>> BEGIN SOURCE RECORDS

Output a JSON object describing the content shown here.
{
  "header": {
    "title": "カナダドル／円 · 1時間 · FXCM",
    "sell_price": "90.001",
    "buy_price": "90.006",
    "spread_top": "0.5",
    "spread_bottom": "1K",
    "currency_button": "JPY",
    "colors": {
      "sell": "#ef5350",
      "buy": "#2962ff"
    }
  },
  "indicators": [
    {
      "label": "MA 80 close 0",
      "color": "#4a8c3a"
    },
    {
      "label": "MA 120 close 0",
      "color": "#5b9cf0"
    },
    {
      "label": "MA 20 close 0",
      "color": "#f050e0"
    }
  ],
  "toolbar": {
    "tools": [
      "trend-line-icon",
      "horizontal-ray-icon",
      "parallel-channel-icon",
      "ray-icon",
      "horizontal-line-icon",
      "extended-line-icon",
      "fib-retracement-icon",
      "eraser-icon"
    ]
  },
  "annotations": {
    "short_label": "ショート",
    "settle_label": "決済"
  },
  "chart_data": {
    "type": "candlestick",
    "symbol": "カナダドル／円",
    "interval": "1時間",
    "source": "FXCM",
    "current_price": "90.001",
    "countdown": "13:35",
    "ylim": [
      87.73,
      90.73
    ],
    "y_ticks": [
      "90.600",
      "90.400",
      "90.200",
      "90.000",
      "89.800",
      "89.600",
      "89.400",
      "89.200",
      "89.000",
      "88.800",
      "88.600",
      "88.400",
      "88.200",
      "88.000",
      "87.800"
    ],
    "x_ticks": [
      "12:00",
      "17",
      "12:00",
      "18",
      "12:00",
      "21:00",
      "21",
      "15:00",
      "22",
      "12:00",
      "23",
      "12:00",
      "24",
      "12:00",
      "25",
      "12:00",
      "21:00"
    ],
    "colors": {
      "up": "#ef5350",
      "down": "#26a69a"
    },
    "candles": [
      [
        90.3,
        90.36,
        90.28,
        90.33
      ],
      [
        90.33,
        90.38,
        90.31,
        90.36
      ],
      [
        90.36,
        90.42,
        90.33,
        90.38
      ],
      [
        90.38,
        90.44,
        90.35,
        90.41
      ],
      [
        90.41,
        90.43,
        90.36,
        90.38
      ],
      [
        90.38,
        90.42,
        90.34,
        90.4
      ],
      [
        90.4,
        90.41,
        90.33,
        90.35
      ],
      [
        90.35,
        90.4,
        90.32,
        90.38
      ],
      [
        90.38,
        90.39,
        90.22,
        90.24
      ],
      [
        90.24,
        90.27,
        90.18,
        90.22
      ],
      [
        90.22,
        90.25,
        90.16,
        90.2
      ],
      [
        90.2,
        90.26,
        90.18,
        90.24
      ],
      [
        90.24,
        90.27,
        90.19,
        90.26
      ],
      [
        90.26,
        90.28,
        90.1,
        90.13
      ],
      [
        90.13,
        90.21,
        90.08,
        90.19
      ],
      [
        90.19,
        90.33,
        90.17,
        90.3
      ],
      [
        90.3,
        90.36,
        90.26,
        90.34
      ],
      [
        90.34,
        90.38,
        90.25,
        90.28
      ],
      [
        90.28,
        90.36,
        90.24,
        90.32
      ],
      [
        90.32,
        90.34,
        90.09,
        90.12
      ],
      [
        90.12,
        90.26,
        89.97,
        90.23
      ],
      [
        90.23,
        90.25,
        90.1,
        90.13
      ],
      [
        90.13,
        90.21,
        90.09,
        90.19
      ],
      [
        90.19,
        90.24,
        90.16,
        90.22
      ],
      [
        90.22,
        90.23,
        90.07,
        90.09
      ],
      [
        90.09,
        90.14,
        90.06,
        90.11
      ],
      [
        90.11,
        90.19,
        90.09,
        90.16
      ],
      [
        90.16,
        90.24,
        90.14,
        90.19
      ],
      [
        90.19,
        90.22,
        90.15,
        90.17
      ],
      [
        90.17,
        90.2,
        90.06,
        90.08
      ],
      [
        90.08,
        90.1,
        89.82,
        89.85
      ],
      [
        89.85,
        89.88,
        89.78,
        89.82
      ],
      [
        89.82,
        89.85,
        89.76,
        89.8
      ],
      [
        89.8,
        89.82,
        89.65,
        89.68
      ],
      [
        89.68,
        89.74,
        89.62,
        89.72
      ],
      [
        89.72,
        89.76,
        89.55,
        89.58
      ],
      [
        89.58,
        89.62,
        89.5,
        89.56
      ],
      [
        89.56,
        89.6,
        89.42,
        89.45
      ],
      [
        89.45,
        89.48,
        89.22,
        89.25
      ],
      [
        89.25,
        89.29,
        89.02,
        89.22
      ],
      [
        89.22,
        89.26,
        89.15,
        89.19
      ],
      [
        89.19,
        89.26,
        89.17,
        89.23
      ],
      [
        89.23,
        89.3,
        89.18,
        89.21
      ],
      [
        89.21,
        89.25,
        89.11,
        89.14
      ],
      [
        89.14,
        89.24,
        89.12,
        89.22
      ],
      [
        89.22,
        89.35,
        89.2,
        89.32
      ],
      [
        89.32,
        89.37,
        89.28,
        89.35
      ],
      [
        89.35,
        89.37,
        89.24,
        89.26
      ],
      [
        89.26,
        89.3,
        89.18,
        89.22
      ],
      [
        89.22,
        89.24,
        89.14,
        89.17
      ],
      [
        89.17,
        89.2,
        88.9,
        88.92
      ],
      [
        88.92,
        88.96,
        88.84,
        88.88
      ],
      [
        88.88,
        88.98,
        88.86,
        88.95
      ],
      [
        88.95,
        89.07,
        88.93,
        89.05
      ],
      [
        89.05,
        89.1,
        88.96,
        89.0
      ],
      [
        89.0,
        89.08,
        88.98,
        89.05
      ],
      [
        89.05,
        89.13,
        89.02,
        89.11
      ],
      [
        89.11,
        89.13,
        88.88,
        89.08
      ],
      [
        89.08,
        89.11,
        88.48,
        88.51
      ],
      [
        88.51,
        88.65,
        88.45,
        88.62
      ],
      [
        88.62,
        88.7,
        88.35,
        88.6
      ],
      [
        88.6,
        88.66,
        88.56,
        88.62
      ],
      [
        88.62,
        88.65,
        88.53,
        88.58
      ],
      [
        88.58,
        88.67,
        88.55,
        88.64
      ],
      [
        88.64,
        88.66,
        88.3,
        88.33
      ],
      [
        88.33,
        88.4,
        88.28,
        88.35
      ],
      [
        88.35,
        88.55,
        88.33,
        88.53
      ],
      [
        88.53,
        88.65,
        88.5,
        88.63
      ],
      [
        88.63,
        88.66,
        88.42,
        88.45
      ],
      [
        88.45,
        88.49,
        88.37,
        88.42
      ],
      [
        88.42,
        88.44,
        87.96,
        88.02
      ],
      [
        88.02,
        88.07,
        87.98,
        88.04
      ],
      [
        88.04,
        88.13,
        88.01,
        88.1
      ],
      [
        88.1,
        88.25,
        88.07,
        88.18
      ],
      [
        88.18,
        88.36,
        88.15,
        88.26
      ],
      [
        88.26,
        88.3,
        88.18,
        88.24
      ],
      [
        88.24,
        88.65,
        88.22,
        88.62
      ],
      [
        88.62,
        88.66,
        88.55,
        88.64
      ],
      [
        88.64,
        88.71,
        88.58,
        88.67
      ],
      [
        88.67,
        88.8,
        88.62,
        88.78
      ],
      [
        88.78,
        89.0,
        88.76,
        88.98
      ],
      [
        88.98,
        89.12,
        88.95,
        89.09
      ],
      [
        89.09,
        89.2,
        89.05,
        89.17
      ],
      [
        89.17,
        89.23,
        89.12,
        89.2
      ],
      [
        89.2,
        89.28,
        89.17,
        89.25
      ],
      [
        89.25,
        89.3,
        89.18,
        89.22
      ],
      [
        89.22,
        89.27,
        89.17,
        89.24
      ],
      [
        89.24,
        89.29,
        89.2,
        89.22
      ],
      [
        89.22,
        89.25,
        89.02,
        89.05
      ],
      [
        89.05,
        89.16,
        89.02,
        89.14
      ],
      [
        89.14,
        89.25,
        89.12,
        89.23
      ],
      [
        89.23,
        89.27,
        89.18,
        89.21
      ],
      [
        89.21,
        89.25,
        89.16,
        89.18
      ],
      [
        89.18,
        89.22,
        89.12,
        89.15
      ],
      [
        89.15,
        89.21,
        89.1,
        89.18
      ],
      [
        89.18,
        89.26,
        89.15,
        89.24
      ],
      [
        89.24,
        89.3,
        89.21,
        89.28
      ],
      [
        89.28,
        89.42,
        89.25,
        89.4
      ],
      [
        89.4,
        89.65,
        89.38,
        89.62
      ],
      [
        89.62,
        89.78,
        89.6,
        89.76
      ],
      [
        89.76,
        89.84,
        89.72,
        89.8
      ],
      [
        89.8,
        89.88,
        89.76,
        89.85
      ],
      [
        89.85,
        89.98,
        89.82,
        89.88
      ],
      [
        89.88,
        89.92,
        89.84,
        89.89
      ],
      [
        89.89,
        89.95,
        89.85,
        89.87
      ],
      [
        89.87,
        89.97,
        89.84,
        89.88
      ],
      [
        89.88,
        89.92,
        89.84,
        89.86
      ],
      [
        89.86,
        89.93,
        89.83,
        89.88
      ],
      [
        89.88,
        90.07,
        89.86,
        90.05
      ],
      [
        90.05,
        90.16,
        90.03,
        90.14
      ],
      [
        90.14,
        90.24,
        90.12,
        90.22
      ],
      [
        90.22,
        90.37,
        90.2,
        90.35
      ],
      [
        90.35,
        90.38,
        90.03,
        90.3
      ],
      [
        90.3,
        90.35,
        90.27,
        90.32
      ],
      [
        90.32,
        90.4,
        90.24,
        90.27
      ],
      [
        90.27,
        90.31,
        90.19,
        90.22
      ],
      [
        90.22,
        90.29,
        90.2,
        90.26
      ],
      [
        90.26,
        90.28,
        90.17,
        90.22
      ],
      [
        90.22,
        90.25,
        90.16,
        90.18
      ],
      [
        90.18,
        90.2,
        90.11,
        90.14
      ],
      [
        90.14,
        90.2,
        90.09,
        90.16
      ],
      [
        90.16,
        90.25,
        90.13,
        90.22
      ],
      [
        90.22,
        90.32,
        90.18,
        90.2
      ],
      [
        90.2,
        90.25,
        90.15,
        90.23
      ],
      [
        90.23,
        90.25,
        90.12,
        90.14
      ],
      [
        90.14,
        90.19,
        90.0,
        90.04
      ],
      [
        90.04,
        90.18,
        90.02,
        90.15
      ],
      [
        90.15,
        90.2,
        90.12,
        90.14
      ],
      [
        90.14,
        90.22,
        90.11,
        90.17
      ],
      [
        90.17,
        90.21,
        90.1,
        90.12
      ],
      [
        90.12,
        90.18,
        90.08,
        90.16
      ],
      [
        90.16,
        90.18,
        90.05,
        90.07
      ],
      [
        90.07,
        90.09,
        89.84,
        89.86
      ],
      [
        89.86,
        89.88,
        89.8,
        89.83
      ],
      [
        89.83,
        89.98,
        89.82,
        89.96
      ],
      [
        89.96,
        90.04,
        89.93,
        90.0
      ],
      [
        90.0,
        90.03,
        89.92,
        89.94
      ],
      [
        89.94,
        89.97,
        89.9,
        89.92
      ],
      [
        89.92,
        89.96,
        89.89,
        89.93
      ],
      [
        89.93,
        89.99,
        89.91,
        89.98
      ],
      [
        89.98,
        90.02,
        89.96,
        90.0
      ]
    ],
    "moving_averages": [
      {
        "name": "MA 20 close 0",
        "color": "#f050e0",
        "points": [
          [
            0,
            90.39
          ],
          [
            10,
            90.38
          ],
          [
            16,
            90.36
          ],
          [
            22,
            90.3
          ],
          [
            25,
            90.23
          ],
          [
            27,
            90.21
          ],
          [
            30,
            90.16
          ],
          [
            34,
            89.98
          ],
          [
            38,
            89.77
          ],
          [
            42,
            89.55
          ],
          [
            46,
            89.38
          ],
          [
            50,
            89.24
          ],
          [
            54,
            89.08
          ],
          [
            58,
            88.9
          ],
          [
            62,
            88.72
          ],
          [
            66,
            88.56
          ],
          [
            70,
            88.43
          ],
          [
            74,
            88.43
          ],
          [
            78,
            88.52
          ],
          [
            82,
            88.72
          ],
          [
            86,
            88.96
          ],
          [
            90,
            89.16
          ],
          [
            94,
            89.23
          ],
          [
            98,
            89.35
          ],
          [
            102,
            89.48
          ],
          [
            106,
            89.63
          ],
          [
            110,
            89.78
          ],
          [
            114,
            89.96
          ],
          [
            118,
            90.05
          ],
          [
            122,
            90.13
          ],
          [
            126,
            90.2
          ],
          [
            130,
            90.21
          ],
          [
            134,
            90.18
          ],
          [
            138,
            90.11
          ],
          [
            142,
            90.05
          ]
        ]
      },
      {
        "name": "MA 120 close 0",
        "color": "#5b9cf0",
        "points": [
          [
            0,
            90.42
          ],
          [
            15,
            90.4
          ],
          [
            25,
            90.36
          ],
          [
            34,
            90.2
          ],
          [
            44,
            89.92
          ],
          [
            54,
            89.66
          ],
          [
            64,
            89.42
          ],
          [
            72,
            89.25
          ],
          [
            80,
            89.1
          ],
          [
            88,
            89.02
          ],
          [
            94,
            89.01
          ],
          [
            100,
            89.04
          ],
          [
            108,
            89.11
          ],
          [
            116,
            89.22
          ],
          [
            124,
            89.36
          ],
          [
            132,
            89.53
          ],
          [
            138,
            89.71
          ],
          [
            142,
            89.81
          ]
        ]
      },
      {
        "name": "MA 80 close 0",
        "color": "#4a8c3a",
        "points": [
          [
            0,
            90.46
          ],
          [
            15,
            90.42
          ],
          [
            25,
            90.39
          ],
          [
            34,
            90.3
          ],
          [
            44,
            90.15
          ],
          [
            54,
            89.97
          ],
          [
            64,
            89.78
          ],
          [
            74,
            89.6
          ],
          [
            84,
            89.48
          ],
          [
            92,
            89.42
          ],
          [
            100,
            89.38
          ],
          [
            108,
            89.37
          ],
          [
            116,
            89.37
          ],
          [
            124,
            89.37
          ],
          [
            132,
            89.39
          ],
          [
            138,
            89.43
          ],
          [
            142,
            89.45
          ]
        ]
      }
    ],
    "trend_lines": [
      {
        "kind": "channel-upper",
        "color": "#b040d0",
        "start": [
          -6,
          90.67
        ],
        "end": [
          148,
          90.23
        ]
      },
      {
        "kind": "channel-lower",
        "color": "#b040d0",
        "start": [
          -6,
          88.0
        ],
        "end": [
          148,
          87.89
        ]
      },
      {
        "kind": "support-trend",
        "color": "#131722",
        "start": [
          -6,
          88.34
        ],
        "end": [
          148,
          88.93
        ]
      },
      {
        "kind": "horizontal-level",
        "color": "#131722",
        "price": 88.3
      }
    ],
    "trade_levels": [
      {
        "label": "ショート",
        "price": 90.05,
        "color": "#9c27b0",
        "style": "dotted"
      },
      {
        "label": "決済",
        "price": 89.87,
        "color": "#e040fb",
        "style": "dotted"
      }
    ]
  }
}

>> END SOURCE RECORDS

### WHAT THIS TASK INVOLVES:
Find the word "name" in the data and copy out each line where it turns up.

### PROBLEM SOLUTION:
        "name": "MA 20 close 0",
        "name": "MA 120 close 0",
        "name": "MA 80 close 0",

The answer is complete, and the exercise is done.